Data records
####

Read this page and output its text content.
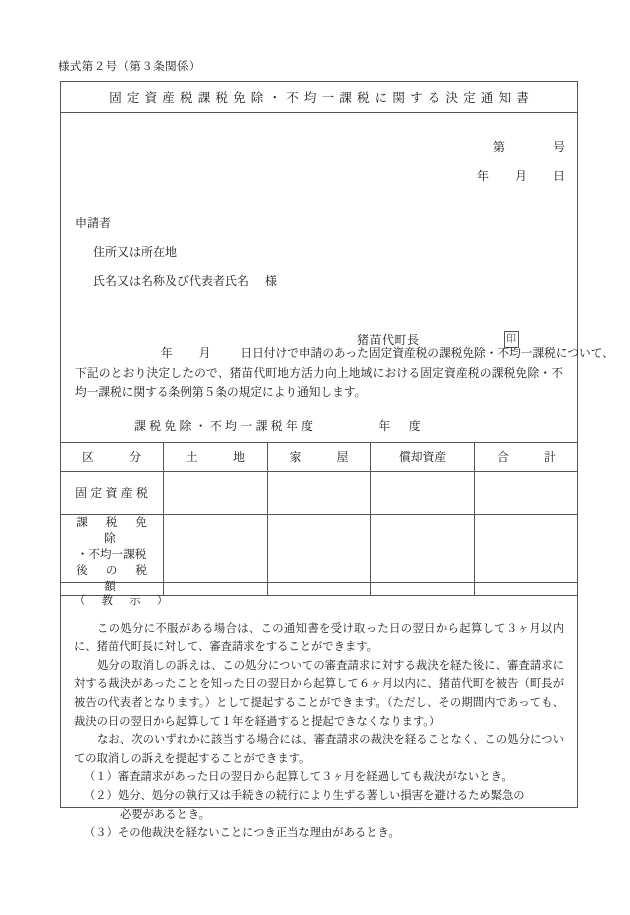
様式第２号（第３条関係）
固定資産税課税免除・不均一課税に関する決定通知書
第	号
年 月 日
申請者
住所又は所在地
氏名又は名称及び代表者氏名 様
猪苗代町長	印
年 月	日日付けで申請のあった固定資産税の課税免除・不均一課税について、
下記のとおり決定したので、猪苗代町地方活力向上地域における固定資産税の課税免除・不均一課税に関する条例第５条の規定により通知します。
課税免除・不均一課税年度 年　度				

区　　　分	土　　　地	家　　　屋	償却資産	合　　　計
固定資産税				

課　税　免　除
・不均一課税
後　の　税　額				

（　教　示　）

この処分に不服がある場合は、この通知書を受け取った日の翌日から起算して３ヶ月以内に、猪苗代町長に対して、審査請求をすることができます。

処分の取消しの訴えは、この処分についての審査請求に対する裁決を経た後に、審査請求に対する裁決があったことを知った日の翌日から起算して６ヶ月以内に、猪苗代町を被告（町長が被告の代表者となります。）として提起することができます。（ただし、その期間内であっても、裁決の日の翌日から起算して１年を経過すると提起できなくなります。）

なお、次のいずれかに該当する場合には、審査請求の裁決を経ることなく、この処分についての取消しの訴えを提起することができます。

（１）審査請求があった日の翌日から起算して３ヶ月を経過しても裁決がないとき。

（２）処分、処分の執行又は手続きの続行により生ずる著しい損害を避けるため緊急の

必要があるとき。

（３）その他裁決を経ないことにつき正当な理由があるとき。
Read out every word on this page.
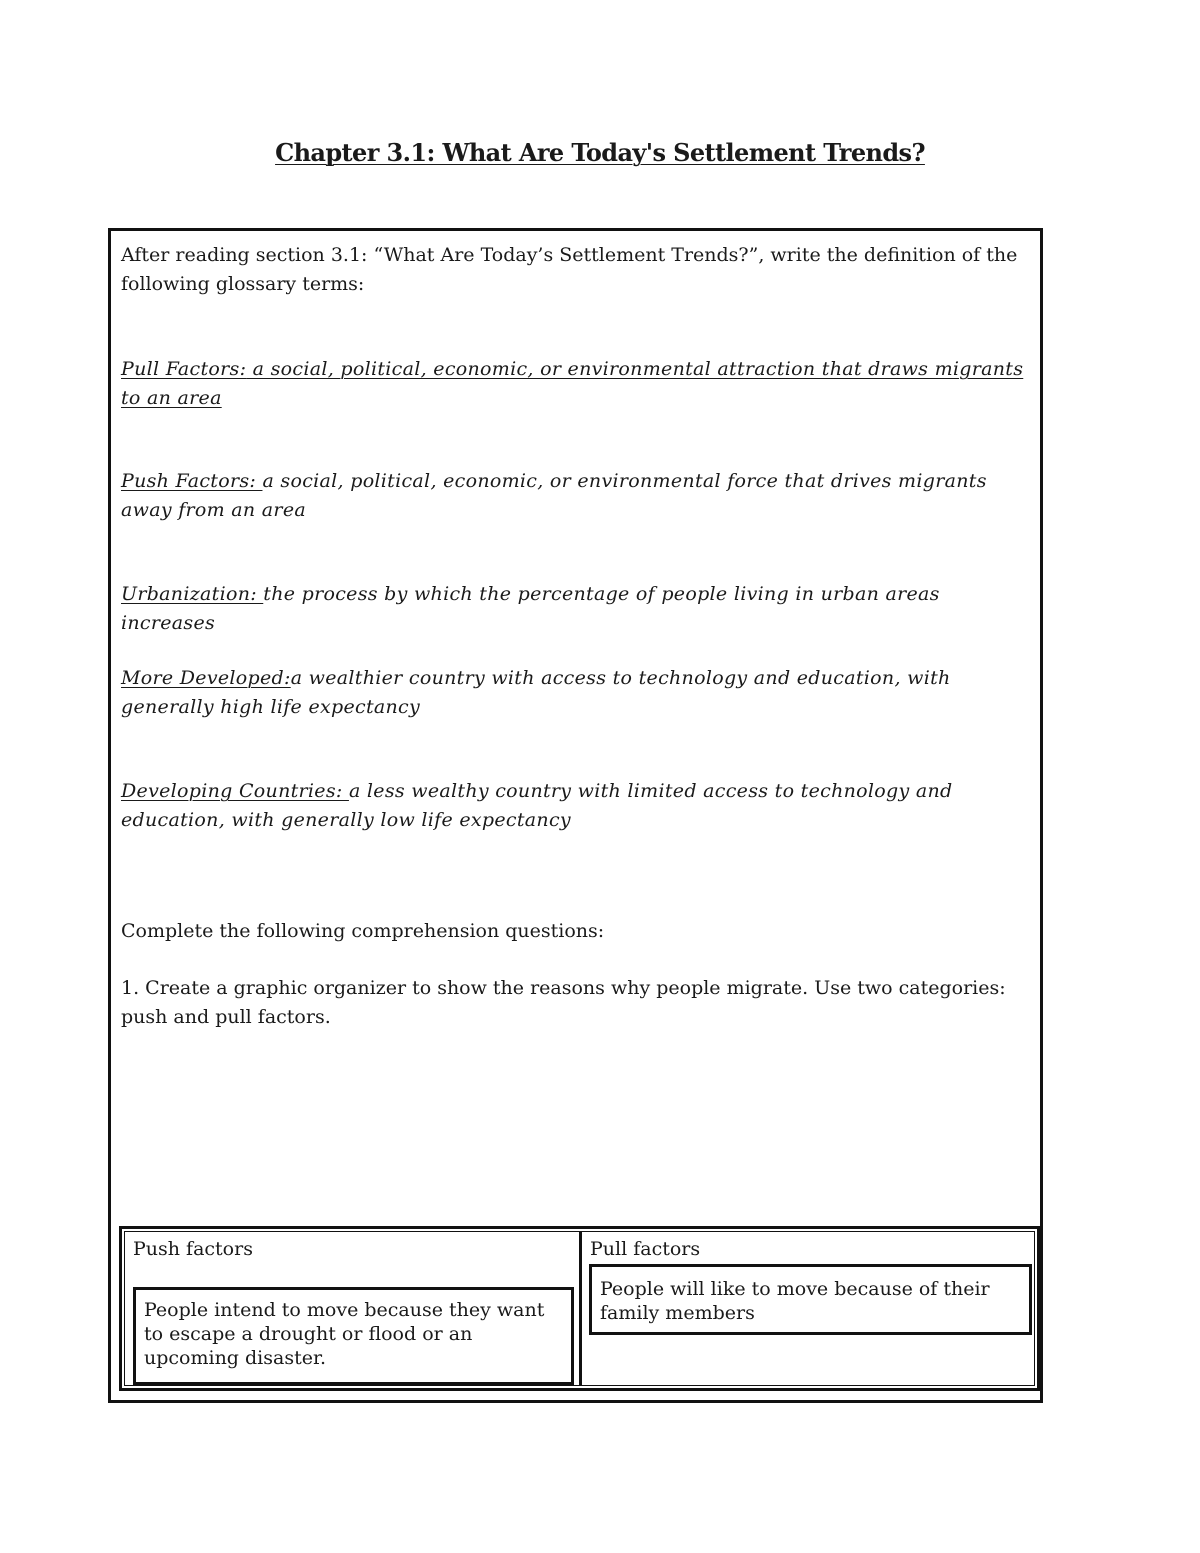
Chapter 3.1: What Are Today's Settlement Trends?

After reading section 3.1: “What Are Today’s Settlement Trends?”, write the definition of the following glossary terms:

Pull Factors: a social, political, economic, or environmental attraction that draws migrants to an area

Push Factors: a social, political, economic, or environmental force that drives migrants away from an area

Urbanization: the process by which the percentage of people living in urban areas increases

More Developed:a wealthier country with access to technology and education, with generally high life expectancy

Developing Countries: a less wealthy country with limited access to technology and education, with generally low life expectancy

Complete the following comprehension questions:

1. Create a graphic organizer to show the reasons why people migrate. Use two categories: push and pull factors.

Push factors

People intend to move because they want to escape a drought or flood or an upcoming disaster.

Pull factors

People will like to move because of their family members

####

Task directions: Count how many lines above include the word "economic" and answer with that figure only.

Answer to the exercise: 2